# Your task
The records should be written out in full, with nothing altered.
********
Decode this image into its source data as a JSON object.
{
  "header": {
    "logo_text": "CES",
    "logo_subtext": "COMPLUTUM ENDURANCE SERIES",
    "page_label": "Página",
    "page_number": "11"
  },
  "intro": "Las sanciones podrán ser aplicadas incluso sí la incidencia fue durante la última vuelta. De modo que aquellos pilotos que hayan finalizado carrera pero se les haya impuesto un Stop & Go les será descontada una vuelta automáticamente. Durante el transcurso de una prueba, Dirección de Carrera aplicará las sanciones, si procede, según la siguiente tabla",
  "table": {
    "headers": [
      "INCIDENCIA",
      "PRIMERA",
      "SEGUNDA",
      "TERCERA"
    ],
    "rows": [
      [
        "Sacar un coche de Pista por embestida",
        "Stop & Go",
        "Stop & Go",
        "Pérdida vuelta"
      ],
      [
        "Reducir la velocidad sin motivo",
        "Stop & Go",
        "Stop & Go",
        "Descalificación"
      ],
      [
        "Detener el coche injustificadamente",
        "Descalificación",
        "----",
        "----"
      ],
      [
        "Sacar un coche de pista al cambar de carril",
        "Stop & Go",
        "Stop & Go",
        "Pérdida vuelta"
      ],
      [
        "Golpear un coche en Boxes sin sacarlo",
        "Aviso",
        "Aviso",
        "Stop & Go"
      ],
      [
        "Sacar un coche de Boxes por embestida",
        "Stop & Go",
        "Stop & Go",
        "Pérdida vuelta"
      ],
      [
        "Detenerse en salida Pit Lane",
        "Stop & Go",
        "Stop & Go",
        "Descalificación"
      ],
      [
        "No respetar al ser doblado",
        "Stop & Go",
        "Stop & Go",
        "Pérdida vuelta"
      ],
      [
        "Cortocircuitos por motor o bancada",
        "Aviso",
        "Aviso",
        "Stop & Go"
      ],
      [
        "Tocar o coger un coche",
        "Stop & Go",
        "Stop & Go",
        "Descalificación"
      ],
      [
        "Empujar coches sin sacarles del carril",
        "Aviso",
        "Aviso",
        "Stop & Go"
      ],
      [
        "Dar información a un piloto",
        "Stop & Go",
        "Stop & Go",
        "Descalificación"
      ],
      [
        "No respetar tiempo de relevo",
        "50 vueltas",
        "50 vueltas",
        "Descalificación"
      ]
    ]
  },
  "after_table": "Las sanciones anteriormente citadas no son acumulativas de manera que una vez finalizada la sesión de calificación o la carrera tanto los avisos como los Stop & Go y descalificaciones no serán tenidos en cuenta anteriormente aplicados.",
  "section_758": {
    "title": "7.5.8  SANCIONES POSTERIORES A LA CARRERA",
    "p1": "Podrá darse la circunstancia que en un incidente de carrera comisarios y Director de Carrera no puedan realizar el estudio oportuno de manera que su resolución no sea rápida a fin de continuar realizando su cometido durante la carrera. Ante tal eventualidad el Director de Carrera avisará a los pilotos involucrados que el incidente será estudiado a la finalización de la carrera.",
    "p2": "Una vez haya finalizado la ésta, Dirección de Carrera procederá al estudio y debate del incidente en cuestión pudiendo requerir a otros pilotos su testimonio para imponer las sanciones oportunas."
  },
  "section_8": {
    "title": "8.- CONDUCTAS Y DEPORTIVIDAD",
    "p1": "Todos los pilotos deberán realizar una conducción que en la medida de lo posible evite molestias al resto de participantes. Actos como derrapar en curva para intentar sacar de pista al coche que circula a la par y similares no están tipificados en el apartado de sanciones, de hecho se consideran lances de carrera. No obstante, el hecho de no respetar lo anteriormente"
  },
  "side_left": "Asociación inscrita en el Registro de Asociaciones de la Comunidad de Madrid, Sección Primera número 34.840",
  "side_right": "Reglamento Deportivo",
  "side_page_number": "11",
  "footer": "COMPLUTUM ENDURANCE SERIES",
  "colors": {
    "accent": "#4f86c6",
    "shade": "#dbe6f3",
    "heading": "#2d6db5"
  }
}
********
# Answer to the problem
Decode this image into its source data as a JSON object.
{
  "header": {
    "logo_text": "CES",
    "logo_subtext": "COMPLUTUM ENDURANCE SERIES",
    "page_label": "Página",
    "page_number": "11"
  },
  "intro": "Las sanciones podrán ser aplicadas incluso sí la incidencia fue durante la última vuelta. De modo que aquellos pilotos que hayan finalizado carrera pero se les haya impuesto un Stop & Go les será descontada una vuelta automáticamente. Durante el transcurso de una prueba, Dirección de Carrera aplicará las sanciones, si procede, según la siguiente tabla",
  "table": {
    "headers": [
      "INCIDENCIA",
      "PRIMERA",
      "SEGUNDA",
      "TERCERA"
    ],
    "rows": [
      [
        "Sacar un coche de Pista por embestida",
        "Stop & Go",
        "Stop & Go",
        "Pérdida vuelta"
      ],
      [
        "Reducir la velocidad sin motivo",
        "Stop & Go",
        "Stop & Go",
        "Descalificación"
      ],
      [
        "Detener el coche injustificadamente",
        "Descalificación",
        "----",
        "----"
      ],
      [
        "Sacar un coche de pista al cambar de carril",
        "Stop & Go",
        "Stop & Go",
        "Pérdida vuelta"
      ],
      [
        "Golpear un coche en Boxes sin sacarlo",
        "Aviso",
        "Aviso",
        "Stop & Go"
      ],
      [
        "Sacar un coche de Boxes por embestida",
        "Stop & Go",
        "Stop & Go",
        "Pérdida vuelta"
      ],
      [
        "Detenerse en salida Pit Lane",
        "Stop & Go",
        "Stop & Go",
        "Descalificación"
      ],
      [
        "No respetar al ser doblado",
        "Stop & Go",
        "Stop & Go",
        "Pérdida vuelta"
      ],
      [
        "Cortocircuitos por motor o bancada",
        "Aviso",
        "Aviso",
        "Stop & Go"
      ],
      [
        "Tocar o coger un coche",
        "Stop & Go",
        "Stop & Go",
        "Descalificación"
      ],
      [
        "Empujar coches sin sacarles del carril",
        "Aviso",
        "Aviso",
        "Stop & Go"
      ],
      [
        "Dar información a un piloto",
        "Stop & Go",
        "Stop & Go",
        "Descalificación"
      ],
      [
        "No respetar tiempo de relevo",
        "50 vueltas",
        "50 vueltas",
        "Descalificación"
      ]
    ]
  },
  "after_table": "Las sanciones anteriormente citadas no son acumulativas de manera que una vez finalizada la sesión de calificación o la carrera tanto los avisos como los Stop & Go y descalificaciones no serán tenidos en cuenta anteriormente aplicados.",
  "section_758": {
    "title": "7.5.8  SANCIONES POSTERIORES A LA CARRERA",
    "p1": "Podrá darse la circunstancia que en un incidente de carrera comisarios y Director de Carrera no puedan realizar el estudio oportuno de manera que su resolución no sea rápida a fin de continuar realizando su cometido durante la carrera. Ante tal eventualidad el Director de Carrera avisará a los pilotos involucrados que el incidente será estudiado a la finalización de la carrera.",
    "p2": "Una vez haya finalizado la ésta, Dirección de Carrera procederá al estudio y debate del incidente en cuestión pudiendo requerir a otros pilotos su testimonio para imponer las sanciones oportunas."
  },
  "section_8": {
    "title": "8.- CONDUCTAS Y DEPORTIVIDAD",
    "p1": "Todos los pilotos deberán realizar una conducción que en la medida de lo posible evite molestias al resto de participantes. Actos como derrapar en curva para intentar sacar de pista al coche que circula a la par y similares no están tipificados en el apartado de sanciones, de hecho se consideran lances de carrera. No obstante, el hecho de no respetar lo anteriormente"
  },
  "side_left": "Asociación inscrita en el Registro de Asociaciones de la Comunidad de Madrid, Sección Primera número 34.840",
  "side_right": "Reglamento Deportivo",
  "side_page_number": "11",
  "footer": "COMPLUTUM ENDURANCE SERIES",
  "colors": {
    "accent": "#4f86c6",
    "shade": "#dbe6f3",
    "heading": "#2d6db5"
  }
}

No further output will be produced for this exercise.